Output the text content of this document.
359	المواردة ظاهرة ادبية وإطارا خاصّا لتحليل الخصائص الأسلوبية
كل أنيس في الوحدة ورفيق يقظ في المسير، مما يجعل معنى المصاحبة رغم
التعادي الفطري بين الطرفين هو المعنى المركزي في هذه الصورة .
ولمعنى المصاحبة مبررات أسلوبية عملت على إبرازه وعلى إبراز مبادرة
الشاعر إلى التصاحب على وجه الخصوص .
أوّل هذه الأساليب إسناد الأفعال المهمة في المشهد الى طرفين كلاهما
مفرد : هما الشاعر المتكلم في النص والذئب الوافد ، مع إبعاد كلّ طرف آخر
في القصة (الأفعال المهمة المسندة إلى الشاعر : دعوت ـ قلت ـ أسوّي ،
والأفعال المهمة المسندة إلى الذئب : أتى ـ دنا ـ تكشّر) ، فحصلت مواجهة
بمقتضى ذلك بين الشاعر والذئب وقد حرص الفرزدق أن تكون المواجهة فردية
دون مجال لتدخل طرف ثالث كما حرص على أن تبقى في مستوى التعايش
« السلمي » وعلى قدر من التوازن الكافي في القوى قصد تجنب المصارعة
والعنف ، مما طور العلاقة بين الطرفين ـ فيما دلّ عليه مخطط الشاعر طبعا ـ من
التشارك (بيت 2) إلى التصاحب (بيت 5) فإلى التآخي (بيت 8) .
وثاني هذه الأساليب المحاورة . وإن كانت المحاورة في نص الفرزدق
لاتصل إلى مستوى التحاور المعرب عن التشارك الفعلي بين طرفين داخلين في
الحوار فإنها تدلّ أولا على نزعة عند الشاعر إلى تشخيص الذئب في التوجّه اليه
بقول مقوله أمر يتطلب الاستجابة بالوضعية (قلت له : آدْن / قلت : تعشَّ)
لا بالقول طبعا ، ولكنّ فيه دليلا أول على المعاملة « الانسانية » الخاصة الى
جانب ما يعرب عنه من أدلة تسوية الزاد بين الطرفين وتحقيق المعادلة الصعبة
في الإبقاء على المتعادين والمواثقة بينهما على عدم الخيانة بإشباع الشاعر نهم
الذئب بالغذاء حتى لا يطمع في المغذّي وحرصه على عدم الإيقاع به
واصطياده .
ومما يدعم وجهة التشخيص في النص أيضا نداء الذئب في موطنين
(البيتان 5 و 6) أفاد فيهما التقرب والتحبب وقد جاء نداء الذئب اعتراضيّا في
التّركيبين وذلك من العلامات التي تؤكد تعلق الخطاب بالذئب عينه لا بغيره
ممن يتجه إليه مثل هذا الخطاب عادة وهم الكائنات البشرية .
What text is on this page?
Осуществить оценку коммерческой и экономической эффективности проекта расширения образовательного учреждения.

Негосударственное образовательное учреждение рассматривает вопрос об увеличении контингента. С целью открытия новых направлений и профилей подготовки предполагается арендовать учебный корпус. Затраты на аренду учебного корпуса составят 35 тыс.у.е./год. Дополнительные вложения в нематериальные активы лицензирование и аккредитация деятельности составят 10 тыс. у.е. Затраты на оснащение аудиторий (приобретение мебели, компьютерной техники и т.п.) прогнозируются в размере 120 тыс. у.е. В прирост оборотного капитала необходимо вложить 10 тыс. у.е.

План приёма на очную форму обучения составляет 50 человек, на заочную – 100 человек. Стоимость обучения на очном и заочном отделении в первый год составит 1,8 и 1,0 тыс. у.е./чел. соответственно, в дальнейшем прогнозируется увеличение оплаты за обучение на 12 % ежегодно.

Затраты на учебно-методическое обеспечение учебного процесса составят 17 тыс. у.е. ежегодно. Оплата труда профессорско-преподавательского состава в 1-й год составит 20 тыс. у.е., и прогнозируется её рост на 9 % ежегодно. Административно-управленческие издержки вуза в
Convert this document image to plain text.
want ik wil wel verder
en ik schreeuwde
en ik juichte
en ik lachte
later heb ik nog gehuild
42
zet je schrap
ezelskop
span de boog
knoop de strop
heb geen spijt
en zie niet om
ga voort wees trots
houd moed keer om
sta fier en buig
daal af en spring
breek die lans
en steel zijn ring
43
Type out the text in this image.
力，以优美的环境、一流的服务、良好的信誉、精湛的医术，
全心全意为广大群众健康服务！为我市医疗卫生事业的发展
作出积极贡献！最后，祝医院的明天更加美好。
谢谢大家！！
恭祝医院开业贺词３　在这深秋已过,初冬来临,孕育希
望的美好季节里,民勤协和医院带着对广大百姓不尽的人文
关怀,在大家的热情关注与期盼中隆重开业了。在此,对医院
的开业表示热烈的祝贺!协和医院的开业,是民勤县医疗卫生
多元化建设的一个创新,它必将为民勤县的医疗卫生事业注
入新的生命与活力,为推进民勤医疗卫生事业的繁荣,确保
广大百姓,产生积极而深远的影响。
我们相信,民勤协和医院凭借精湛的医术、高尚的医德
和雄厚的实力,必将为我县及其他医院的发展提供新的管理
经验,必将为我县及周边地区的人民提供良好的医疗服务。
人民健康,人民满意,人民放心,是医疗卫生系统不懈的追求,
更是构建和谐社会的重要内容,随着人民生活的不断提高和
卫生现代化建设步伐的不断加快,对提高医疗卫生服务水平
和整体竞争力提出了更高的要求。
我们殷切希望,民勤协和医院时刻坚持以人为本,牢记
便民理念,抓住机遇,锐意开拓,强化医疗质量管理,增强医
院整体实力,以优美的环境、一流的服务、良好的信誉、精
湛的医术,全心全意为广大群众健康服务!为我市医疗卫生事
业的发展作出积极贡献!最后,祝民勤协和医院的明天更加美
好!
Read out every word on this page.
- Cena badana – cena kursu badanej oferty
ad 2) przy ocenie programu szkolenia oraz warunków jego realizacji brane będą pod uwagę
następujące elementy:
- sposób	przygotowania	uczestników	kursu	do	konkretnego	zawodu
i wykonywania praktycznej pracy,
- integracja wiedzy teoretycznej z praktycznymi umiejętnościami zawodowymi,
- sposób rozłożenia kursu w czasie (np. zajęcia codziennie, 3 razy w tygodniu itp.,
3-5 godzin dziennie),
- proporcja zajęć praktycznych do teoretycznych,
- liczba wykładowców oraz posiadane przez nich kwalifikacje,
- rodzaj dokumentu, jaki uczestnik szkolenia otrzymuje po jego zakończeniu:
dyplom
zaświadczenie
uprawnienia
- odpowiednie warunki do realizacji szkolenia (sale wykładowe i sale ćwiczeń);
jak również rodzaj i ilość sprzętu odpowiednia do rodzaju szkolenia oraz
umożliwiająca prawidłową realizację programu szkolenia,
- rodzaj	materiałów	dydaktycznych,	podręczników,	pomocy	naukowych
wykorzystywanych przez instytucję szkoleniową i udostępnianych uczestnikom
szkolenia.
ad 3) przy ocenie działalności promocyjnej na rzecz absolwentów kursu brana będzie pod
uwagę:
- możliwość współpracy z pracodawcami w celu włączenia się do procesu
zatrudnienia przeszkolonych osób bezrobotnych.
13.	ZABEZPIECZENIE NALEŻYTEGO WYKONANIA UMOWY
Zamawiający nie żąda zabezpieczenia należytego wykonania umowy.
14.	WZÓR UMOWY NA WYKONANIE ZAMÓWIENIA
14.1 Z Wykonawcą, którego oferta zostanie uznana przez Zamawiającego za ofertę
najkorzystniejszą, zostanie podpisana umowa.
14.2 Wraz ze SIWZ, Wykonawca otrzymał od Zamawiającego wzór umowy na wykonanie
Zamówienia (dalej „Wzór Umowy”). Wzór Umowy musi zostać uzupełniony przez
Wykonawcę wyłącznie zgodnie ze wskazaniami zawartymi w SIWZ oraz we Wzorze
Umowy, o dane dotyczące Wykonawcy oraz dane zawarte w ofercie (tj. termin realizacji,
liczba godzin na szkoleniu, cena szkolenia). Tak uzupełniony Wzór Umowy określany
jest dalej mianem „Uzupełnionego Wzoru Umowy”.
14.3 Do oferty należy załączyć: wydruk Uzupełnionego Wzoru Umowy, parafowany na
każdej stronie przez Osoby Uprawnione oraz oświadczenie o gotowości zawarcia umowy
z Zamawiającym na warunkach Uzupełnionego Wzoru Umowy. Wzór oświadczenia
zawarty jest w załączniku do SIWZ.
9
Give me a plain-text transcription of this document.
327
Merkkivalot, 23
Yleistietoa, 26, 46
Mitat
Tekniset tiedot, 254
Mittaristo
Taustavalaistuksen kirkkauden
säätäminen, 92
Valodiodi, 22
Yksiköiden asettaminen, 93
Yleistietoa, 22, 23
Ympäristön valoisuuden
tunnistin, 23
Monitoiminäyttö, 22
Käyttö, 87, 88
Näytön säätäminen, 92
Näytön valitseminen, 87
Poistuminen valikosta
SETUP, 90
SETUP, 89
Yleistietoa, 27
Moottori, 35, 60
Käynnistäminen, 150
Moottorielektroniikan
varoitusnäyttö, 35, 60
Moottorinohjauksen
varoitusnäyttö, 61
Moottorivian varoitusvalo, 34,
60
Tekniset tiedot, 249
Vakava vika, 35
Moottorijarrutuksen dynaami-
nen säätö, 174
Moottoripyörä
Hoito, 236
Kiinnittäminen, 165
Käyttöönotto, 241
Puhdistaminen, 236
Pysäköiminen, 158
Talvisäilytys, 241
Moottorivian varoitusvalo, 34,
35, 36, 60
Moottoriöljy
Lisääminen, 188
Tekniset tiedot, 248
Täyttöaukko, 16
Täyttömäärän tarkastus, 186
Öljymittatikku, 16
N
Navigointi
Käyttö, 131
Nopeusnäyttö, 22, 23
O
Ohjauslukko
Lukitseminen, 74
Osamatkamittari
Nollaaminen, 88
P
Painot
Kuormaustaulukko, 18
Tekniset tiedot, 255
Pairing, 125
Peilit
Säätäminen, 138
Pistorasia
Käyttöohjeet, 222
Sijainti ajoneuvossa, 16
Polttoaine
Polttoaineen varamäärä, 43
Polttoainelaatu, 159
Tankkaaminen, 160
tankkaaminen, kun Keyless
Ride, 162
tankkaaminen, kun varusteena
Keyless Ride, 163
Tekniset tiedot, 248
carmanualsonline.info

-------------------------

What is being asked –
Find the word "الفرزدق" in the records and pull out each line that has it.

Written response –
بمقتضى ذلك بين الشاعر والذئب وقد حرص الفرزدق أن تكون المواجهة فردية
وثاني هذه الأساليب المحاورة . وإن كانت المحاورة في نص الفرزدق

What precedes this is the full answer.